Restate verbatim the lines between the one holding "Output a JSON" and the one holding "What data populates", both included, and no others.

— START GIVEN DATA —

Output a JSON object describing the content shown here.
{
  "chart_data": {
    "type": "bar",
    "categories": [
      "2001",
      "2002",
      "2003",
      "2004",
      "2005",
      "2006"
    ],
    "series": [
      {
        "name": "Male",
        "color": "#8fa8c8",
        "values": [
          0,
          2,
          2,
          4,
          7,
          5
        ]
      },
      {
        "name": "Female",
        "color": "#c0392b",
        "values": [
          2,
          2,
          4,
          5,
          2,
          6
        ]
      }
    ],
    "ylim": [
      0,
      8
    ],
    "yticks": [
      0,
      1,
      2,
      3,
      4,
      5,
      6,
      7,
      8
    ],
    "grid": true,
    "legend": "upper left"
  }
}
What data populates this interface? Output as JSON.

— END GIVEN DATA —
— START GIVEN DATA —

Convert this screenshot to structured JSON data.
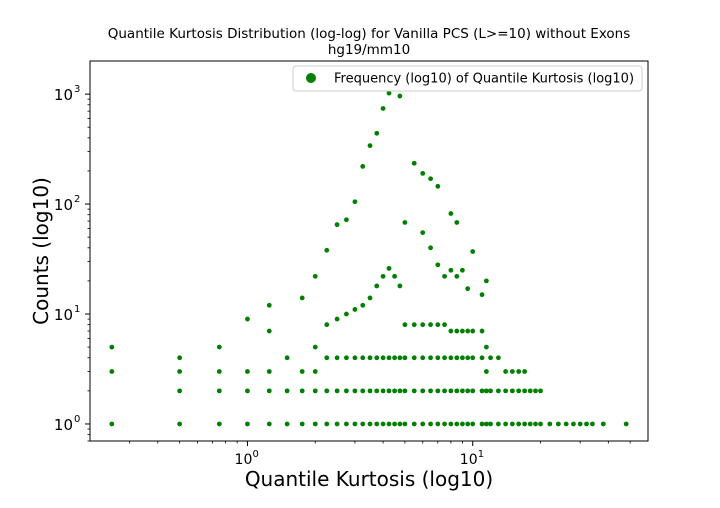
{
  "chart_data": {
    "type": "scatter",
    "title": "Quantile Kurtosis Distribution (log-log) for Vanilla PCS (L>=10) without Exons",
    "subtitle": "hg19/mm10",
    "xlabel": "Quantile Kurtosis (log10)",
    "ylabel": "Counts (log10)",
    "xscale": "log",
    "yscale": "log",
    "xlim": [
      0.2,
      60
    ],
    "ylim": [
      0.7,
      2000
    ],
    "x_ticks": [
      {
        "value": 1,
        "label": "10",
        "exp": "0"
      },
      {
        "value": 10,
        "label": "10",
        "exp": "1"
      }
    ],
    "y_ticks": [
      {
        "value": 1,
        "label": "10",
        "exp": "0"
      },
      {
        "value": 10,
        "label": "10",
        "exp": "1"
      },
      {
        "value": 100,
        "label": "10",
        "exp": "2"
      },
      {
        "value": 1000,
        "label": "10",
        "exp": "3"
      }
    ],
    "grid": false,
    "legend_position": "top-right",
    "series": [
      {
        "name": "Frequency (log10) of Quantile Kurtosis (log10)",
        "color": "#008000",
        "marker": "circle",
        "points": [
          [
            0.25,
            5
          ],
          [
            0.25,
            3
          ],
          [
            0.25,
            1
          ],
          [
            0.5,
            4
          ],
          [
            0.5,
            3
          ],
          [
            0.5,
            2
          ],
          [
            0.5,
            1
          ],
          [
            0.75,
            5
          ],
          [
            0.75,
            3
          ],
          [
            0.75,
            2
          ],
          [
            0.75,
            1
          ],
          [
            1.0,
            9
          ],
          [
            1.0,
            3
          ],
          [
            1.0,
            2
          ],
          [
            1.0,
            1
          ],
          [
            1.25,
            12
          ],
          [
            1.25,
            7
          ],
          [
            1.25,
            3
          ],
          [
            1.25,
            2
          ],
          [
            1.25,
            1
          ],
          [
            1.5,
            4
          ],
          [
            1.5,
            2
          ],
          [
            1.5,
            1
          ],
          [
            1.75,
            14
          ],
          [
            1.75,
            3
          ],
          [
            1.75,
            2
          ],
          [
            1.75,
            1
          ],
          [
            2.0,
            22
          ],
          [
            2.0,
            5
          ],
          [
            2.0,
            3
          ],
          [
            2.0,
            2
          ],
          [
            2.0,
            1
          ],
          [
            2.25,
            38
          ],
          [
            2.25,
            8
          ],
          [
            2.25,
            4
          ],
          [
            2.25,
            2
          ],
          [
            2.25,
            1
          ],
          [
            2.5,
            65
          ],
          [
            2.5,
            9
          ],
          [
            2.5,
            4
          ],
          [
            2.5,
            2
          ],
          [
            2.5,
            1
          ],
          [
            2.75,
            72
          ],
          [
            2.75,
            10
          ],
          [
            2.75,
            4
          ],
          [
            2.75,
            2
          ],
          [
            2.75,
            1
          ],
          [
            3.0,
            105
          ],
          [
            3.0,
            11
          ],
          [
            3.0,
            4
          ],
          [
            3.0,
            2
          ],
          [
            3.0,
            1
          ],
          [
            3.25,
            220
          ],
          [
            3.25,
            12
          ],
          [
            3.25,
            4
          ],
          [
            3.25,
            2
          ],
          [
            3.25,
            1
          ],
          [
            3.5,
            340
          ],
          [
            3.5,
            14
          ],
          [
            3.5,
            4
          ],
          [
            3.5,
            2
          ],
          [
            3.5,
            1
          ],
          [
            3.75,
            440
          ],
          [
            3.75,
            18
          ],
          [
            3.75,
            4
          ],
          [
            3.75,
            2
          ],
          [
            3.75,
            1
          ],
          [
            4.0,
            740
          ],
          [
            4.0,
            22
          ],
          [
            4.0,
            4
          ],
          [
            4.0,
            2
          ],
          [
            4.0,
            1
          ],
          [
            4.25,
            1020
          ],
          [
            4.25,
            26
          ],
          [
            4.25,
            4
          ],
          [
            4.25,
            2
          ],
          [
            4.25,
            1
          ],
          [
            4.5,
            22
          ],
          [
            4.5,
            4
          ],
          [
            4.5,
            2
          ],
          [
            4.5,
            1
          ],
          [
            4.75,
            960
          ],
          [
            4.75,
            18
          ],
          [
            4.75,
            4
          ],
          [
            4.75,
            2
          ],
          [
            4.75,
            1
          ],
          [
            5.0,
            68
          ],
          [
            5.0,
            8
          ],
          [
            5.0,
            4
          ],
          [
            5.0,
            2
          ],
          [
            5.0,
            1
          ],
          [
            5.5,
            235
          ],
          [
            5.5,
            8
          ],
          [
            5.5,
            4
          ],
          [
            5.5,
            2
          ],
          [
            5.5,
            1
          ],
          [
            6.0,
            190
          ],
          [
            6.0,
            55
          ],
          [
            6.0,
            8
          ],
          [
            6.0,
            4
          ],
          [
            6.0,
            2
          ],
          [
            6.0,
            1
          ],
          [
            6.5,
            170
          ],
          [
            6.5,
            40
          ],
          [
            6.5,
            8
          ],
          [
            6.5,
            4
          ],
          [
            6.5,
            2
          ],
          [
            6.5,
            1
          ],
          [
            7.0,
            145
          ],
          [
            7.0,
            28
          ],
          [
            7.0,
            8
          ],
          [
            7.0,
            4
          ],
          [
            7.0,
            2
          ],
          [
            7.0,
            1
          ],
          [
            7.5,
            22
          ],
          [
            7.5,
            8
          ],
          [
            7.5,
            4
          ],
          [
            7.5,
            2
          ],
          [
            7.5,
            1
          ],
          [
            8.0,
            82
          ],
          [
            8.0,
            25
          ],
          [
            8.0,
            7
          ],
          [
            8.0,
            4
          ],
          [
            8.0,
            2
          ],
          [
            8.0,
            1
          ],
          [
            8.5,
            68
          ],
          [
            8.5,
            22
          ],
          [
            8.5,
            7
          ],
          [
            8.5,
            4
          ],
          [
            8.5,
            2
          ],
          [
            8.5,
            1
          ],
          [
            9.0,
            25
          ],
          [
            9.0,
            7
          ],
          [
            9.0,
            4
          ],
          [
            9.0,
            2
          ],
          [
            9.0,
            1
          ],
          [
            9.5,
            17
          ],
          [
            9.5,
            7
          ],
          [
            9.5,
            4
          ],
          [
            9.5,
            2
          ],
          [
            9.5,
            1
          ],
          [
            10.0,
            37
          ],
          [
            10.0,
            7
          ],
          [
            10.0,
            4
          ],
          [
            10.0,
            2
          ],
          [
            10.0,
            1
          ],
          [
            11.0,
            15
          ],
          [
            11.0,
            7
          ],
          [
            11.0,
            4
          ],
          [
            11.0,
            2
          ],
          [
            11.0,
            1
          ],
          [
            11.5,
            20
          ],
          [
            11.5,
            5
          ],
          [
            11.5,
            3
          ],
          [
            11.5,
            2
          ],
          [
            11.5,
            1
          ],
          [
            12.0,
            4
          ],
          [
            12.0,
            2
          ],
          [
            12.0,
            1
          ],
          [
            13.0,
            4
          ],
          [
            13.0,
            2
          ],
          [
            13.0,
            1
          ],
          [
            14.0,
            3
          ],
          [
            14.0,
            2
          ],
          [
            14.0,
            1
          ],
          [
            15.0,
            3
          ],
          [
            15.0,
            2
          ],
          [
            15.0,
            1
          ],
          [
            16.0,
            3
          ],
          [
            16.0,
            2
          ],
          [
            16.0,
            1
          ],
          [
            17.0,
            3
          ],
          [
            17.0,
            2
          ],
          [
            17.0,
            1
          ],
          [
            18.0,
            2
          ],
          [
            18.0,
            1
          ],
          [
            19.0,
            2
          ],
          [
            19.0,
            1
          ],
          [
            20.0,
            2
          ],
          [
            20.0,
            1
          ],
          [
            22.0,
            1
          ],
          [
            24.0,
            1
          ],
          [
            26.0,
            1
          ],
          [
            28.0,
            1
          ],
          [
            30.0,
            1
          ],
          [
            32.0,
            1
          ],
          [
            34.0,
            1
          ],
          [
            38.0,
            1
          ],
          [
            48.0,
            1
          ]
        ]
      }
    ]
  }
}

— END GIVEN DATA —
— START GIVEN DATA —

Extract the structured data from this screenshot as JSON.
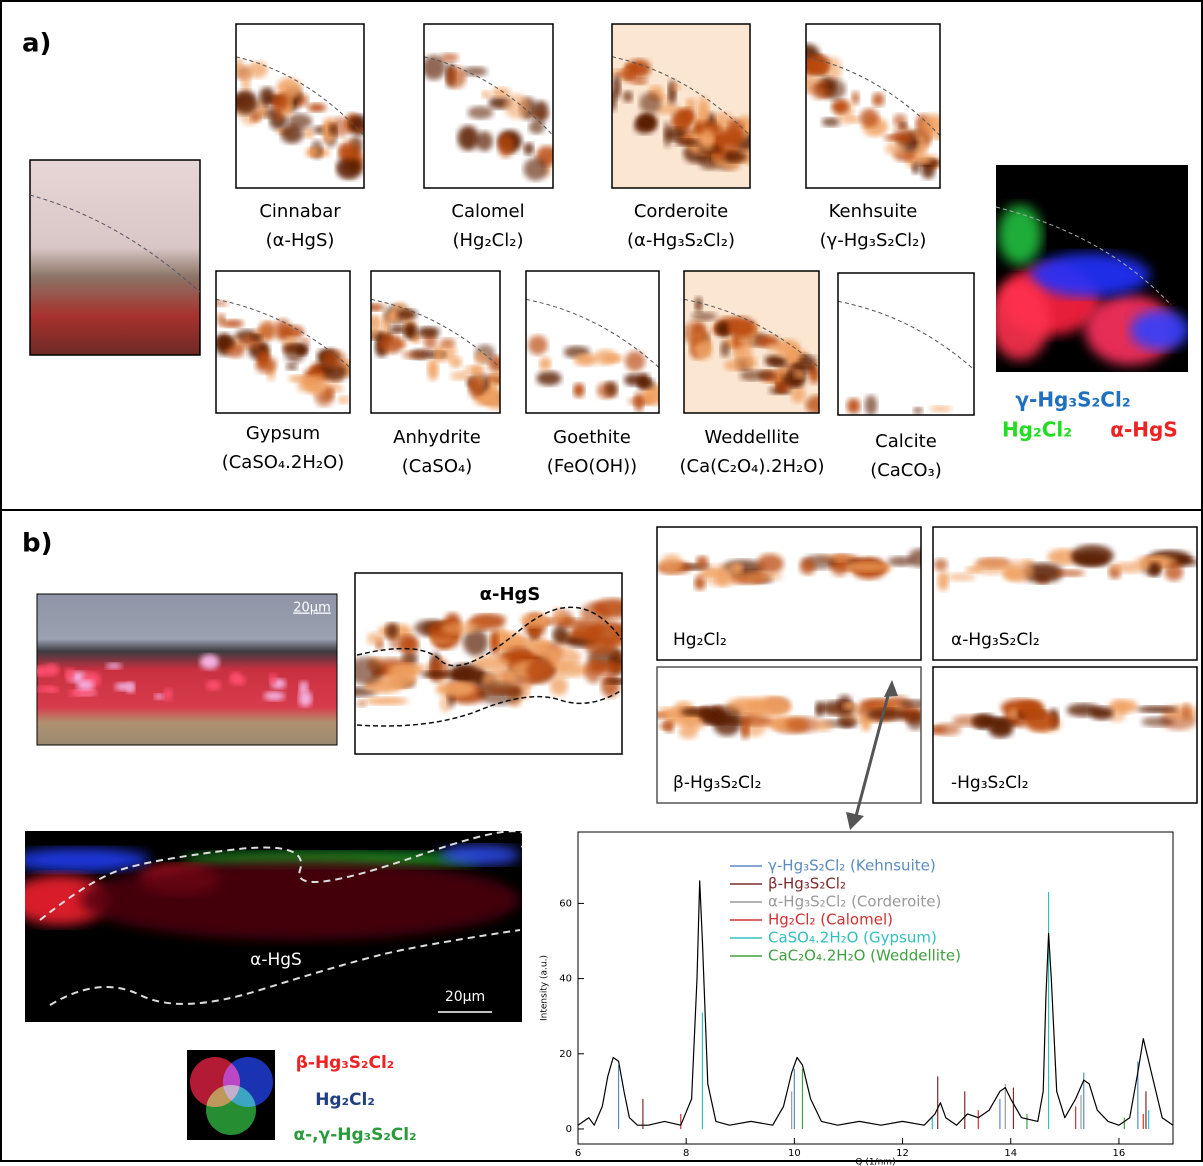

— END GIVEN DATA —

● ANSWER TO THIS TASK:
Output a JSON object describing the content shown here.
{
  "chart_data": {
    "type": "bar",
    "categories": [
      "2001",
      "2002",
      "2003",
      "2004",
      "2005",
      "2006"
    ],
    "series": [
      {
        "name": "Male",
        "color": "#8fa8c8",
        "values": [
          0,
          2,
          2,
          4,
          7,
          5
        ]
      },
      {
        "name": "Female",
        "color": "#c0392b",
        "values": [
          2,
          2,
          4,
          5,
          2,
          6
        ]
      }
    ],
    "ylim": [
      0,
      8
    ],
    "yticks": [
      0,
      1,
      2,
      3,
      4,
      5,
      6,
      7,
      8
    ],
    "grid": true,
    "legend": "upper left"
  }
}
What data populates this interface? Output as JSON.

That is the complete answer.